= Given request =
Exclude images, then output the remaining data verbatim.

Excerpts from a figure dataset
------------------------
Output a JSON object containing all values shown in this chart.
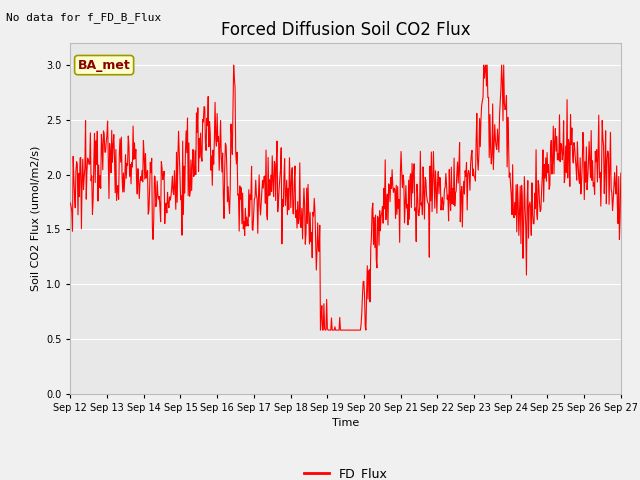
{
  "title": "Forced Diffusion Soil CO2 Flux",
  "xlabel": "Time",
  "ylabel": "Soil CO2 Flux (umol/m2/s)",
  "no_data_text": "No data for f_FD_B_Flux",
  "legend_label": "FD_Flux",
  "ba_met_label": "BA_met",
  "line_color": "#FF0000",
  "fig_bg_color": "#f0f0f0",
  "plot_bg_color": "#e8e8e8",
  "grid_color": "#ffffff",
  "ylim": [
    0.0,
    3.2
  ],
  "yticks": [
    0.0,
    0.5,
    1.0,
    1.5,
    2.0,
    2.5,
    3.0
  ],
  "x_start": 12,
  "x_end": 27,
  "xtick_positions": [
    12,
    13,
    14,
    15,
    16,
    17,
    18,
    19,
    20,
    21,
    22,
    23,
    24,
    25,
    26,
    27
  ],
  "xtick_labels": [
    "Sep 12",
    "Sep 13",
    "Sep 14",
    "Sep 15",
    "Sep 16",
    "Sep 17",
    "Sep 18",
    "Sep 19",
    "Sep 20",
    "Sep 21",
    "Sep 22",
    "Sep 23",
    "Sep 24",
    "Sep 25",
    "Sep 26",
    "Sep 27"
  ],
  "title_fontsize": 12,
  "label_fontsize": 8,
  "tick_fontsize": 7,
  "no_data_fontsize": 8,
  "ba_met_fontsize": 9,
  "legend_fontsize": 9
}
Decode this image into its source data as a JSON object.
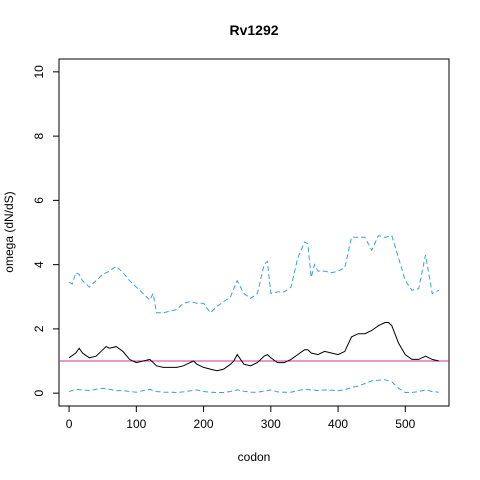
{
  "chart_data": {
    "type": "line",
    "title": "Rv1292",
    "xlabel": "codon",
    "ylabel": "omega (dN/dS)",
    "xlim": [
      -15,
      565
    ],
    "ylim": [
      -0.4,
      10.4
    ],
    "x_ticks": [
      0,
      100,
      200,
      300,
      400,
      500
    ],
    "y_ticks": [
      0,
      2,
      4,
      6,
      8,
      10
    ],
    "grid": false,
    "reference_line": {
      "y": 1.0,
      "color": "#cc3399"
    },
    "series": [
      {
        "style": "solid",
        "color": "#000000",
        "x": [
          0,
          10,
          15,
          20,
          30,
          40,
          50,
          55,
          60,
          70,
          80,
          90,
          100,
          110,
          120,
          130,
          140,
          150,
          160,
          170,
          180,
          185,
          190,
          200,
          210,
          220,
          230,
          240,
          245,
          250,
          255,
          260,
          270,
          280,
          290,
          295,
          300,
          310,
          320,
          330,
          340,
          350,
          355,
          360,
          370,
          380,
          390,
          400,
          410,
          420,
          430,
          440,
          450,
          460,
          470,
          475,
          480,
          490,
          500,
          510,
          520,
          530,
          540,
          550
        ],
        "y": [
          1.1,
          1.25,
          1.4,
          1.25,
          1.1,
          1.15,
          1.35,
          1.45,
          1.4,
          1.45,
          1.3,
          1.05,
          0.95,
          1.0,
          1.05,
          0.85,
          0.8,
          0.8,
          0.8,
          0.85,
          0.95,
          1.0,
          0.9,
          0.8,
          0.75,
          0.7,
          0.75,
          0.9,
          1.0,
          1.2,
          1.05,
          0.9,
          0.85,
          0.95,
          1.15,
          1.2,
          1.1,
          0.95,
          0.95,
          1.05,
          1.2,
          1.35,
          1.35,
          1.25,
          1.2,
          1.3,
          1.25,
          1.2,
          1.3,
          1.75,
          1.85,
          1.85,
          1.95,
          2.1,
          2.2,
          2.2,
          2.1,
          1.55,
          1.2,
          1.05,
          1.05,
          1.15,
          1.05,
          1.0
        ]
      },
      {
        "style": "dashed",
        "color": "#3aa0e0",
        "x": [
          0,
          5,
          10,
          15,
          20,
          30,
          40,
          50,
          60,
          70,
          80,
          90,
          100,
          110,
          120,
          125,
          130,
          140,
          150,
          160,
          170,
          180,
          190,
          200,
          210,
          220,
          230,
          240,
          250,
          260,
          270,
          280,
          290,
          295,
          300,
          310,
          320,
          330,
          340,
          350,
          355,
          360,
          365,
          370,
          380,
          390,
          400,
          410,
          420,
          430,
          440,
          450,
          460,
          470,
          480,
          490,
          500,
          510,
          520,
          530,
          540,
          550
        ],
        "y": [
          3.45,
          3.4,
          3.75,
          3.7,
          3.5,
          3.3,
          3.5,
          3.7,
          3.8,
          3.95,
          3.75,
          3.5,
          3.3,
          3.1,
          2.9,
          3.1,
          2.5,
          2.5,
          2.55,
          2.6,
          2.8,
          2.85,
          2.8,
          2.8,
          2.5,
          2.7,
          2.85,
          3.0,
          3.5,
          3.1,
          2.95,
          3.1,
          4.0,
          4.1,
          3.1,
          3.15,
          3.15,
          3.3,
          4.2,
          4.7,
          4.65,
          3.6,
          4.0,
          3.8,
          3.8,
          3.75,
          3.8,
          3.9,
          4.85,
          4.85,
          4.85,
          4.45,
          4.9,
          4.85,
          4.9,
          4.2,
          3.5,
          3.2,
          3.25,
          4.3,
          3.1,
          3.2
        ]
      },
      {
        "style": "dashed",
        "color": "#3aa0e0",
        "x": [
          0,
          10,
          20,
          30,
          40,
          50,
          60,
          70,
          80,
          90,
          100,
          110,
          120,
          130,
          140,
          150,
          160,
          170,
          180,
          190,
          200,
          210,
          220,
          230,
          240,
          250,
          260,
          270,
          280,
          290,
          300,
          310,
          320,
          330,
          340,
          350,
          360,
          370,
          380,
          390,
          400,
          410,
          420,
          430,
          440,
          450,
          460,
          470,
          480,
          490,
          500,
          510,
          520,
          530,
          540,
          550
        ],
        "y": [
          0.05,
          0.12,
          0.1,
          0.08,
          0.12,
          0.15,
          0.12,
          0.08,
          0.08,
          0.05,
          0.03,
          0.08,
          0.12,
          0.05,
          0.03,
          0.03,
          0.02,
          0.04,
          0.07,
          0.1,
          0.05,
          0.03,
          0.02,
          0.02,
          0.05,
          0.1,
          0.06,
          0.03,
          0.03,
          0.06,
          0.1,
          0.04,
          0.03,
          0.03,
          0.08,
          0.12,
          0.1,
          0.08,
          0.1,
          0.09,
          0.08,
          0.1,
          0.18,
          0.22,
          0.3,
          0.38,
          0.4,
          0.42,
          0.35,
          0.15,
          0.02,
          0.02,
          0.05,
          0.1,
          0.05,
          0.03
        ]
      }
    ]
  }
}
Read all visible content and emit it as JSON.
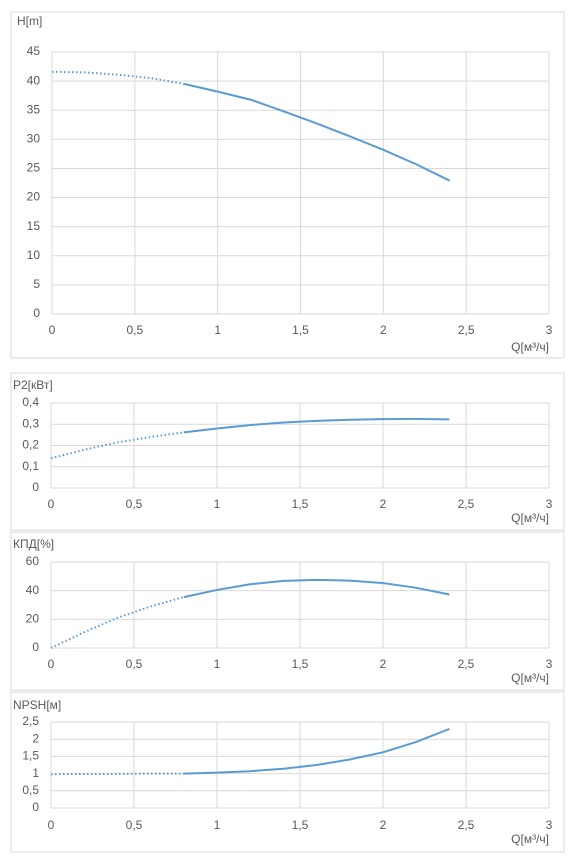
------------------------
= Written response =
Output a JSON object containing all values shown in this chart.
{
  "title": "Forced Diffusion Soil CO2 Flux",
  "xlabel": "Time",
  "ylabel": "Soil CO2 Flux (umol/m2/s)",
  "no_data_text": "No data for f_FD_B_Flux",
  "legend_label": "FD_Flux",
  "ba_met_label": "BA_met",
  "line_color": "#FF0000",
  "fig_bg_color": "#f0f0f0",
  "plot_bg_color": "#e8e8e8",
  "grid_color": "#ffffff",
  "ylim": [
    0.0,
    3.2
  ],
  "yticks": [
    0.0,
    0.5,
    1.0,
    1.5,
    2.0,
    2.5,
    3.0
  ],
  "x_start": 12,
  "x_end": 27,
  "xtick_positions": [
    12,
    13,
    14,
    15,
    16,
    17,
    18,
    19,
    20,
    21,
    22,
    23,
    24,
    25,
    26,
    27
  ],
  "xtick_labels": [
    "Sep 12",
    "Sep 13",
    "Sep 14",
    "Sep 15",
    "Sep 16",
    "Sep 17",
    "Sep 18",
    "Sep 19",
    "Sep 20",
    "Sep 21",
    "Sep 22",
    "Sep 23",
    "Sep 24",
    "Sep 25",
    "Sep 26",
    "Sep 27"
  ],
  "title_fontsize": 12,
  "label_fontsize": 8,
  "tick_fontsize": 7,
  "no_data_fontsize": 8,
  "ba_met_fontsize": 9,
  "legend_fontsize": 9
}
Decode this image into its source data as a JSON object.
{
  "chart_data": {
    "type": "line",
    "title": "Rv1292",
    "xlabel": "codon",
    "ylabel": "omega (dN/dS)",
    "xlim": [
      -15,
      565
    ],
    "ylim": [
      -0.4,
      10.4
    ],
    "x_ticks": [
      0,
      100,
      200,
      300,
      400,
      500
    ],
    "y_ticks": [
      0,
      2,
      4,
      6,
      8,
      10
    ],
    "grid": false,
    "reference_line": {
      "y": 1.0,
      "color": "#cc3399"
    },
    "series": [
      {
        "style": "solid",
        "color": "#000000",
        "x": [
          0,
          10,
          15,
          20,
          30,
          40,
          50,
          55,
          60,
          70,
          80,
          90,
          100,
          110,
          120,
          130,
          140,
          150,
          160,
          170,
          180,
          185,
          190,
          200,
          210,
          220,
          230,
          240,
          245,
          250,
          255,
          260,
          270,
          280,
          290,
          295,
          300,
          310,
          320,
          330,
          340,
          350,
          355,
          360,
          370,
          380,
          390,
          400,
          410,
          420,
          430,
          440,
          450,
          460,
          470,
          475,
          480,
          490,
          500,
          510,
          520,
          530,
          540,
          550
        ],
        "y": [
          1.1,
          1.25,
          1.4,
          1.25,
          1.1,
          1.15,
          1.35,
          1.45,
          1.4,
          1.45,
          1.3,
          1.05,
          0.95,
          1.0,
          1.05,
          0.85,
          0.8,
          0.8,
          0.8,
          0.85,
          0.95,
          1.0,
          0.9,
          0.8,
          0.75,
          0.7,
          0.75,
          0.9,
          1.0,
          1.2,
          1.05,
          0.9,
          0.85,
          0.95,
          1.15,
          1.2,
          1.1,
          0.95,
          0.95,
          1.05,
          1.2,
          1.35,
          1.35,
          1.25,
          1.2,
          1.3,
          1.25,
          1.2,
          1.3,
          1.75,
          1.85,
          1.85,
          1.95,
          2.1,
          2.2,
          2.2,
          2.1,
          1.55,
          1.2,
          1.05,
          1.05,
          1.15,
          1.05,
          1.0
        ]
      },
      {
        "style": "dashed",
        "color": "#3aa0e0",
        "x": [
          0,
          5,
          10,
          15,
          20,
          30,
          40,
          50,
          60,
          70,
          80,
          90,
          100,
          110,
          120,
          125,
          130,
          140,
          150,
          160,
          170,
          180,
          190,
          200,
          210,
          220,
          230,
          240,
          250,
          260,
          270,
          280,
          290,
          295,
          300,
          310,
          320,
          330,
          340,
          350,
          355,
          360,
          365,
          370,
          380,
          390,
          400,
          410,
          420,
          430,
          440,
          450,
          460,
          470,
          480,
          490,
          500,
          510,
          520,
          530,
          540,
          550
        ],
        "y": [
          3.45,
          3.4,
          3.75,
          3.7,
          3.5,
          3.3,
          3.5,
          3.7,
          3.8,
          3.95,
          3.75,
          3.5,
          3.3,
          3.1,
          2.9,
          3.1,
          2.5,
          2.5,
          2.55,
          2.6,
          2.8,
          2.85,
          2.8,
          2.8,
          2.5,
          2.7,
          2.85,
          3.0,
          3.5,
          3.1,
          2.95,
          3.1,
          4.0,
          4.1,
          3.1,
          3.15,
          3.15,
          3.3,
          4.2,
          4.7,
          4.65,
          3.6,
          4.0,
          3.8,
          3.8,
          3.75,
          3.8,
          3.9,
          4.85,
          4.85,
          4.85,
          4.45,
          4.9,
          4.85,
          4.9,
          4.2,
          3.5,
          3.2,
          3.25,
          4.3,
          3.1,
          3.2
        ]
      },
      {
        "style": "dashed",
        "color": "#3aa0e0",
        "x": [
          0,
          10,
          20,
          30,
          40,
          50,
          60,
          70,
          80,
          90,
          100,
          110,
          120,
          130,
          140,
          150,
          160,
          170,
          180,
          190,
          200,
          210,
          220,
          230,
          240,
          250,
          260,
          270,
          280,
          290,
          300,
          310,
          320,
          330,
          340,
          350,
          360,
          370,
          380,
          390,
          400,
          410,
          420,
          430,
          440,
          450,
          460,
          470,
          480,
          490,
          500,
          510,
          520,
          530,
          540,
          550
        ],
        "y": [
          0.05,
          0.12,
          0.1,
          0.08,
          0.12,
          0.15,
          0.12,
          0.08,
          0.08,
          0.05,
          0.03,
          0.08,
          0.12,
          0.05,
          0.03,
          0.03,
          0.02,
          0.04,
          0.07,
          0.1,
          0.05,
          0.03,
          0.02,
          0.02,
          0.05,
          0.1,
          0.06,
          0.03,
          0.03,
          0.06,
          0.1,
          0.04,
          0.03,
          0.03,
          0.08,
          0.12,
          0.1,
          0.08,
          0.1,
          0.09,
          0.08,
          0.1,
          0.18,
          0.22,
          0.3,
          0.38,
          0.4,
          0.42,
          0.35,
          0.15,
          0.02,
          0.02,
          0.05,
          0.1,
          0.05,
          0.03
        ]
      }
    ]
  }
}
Read all visible content and emit it as JSON.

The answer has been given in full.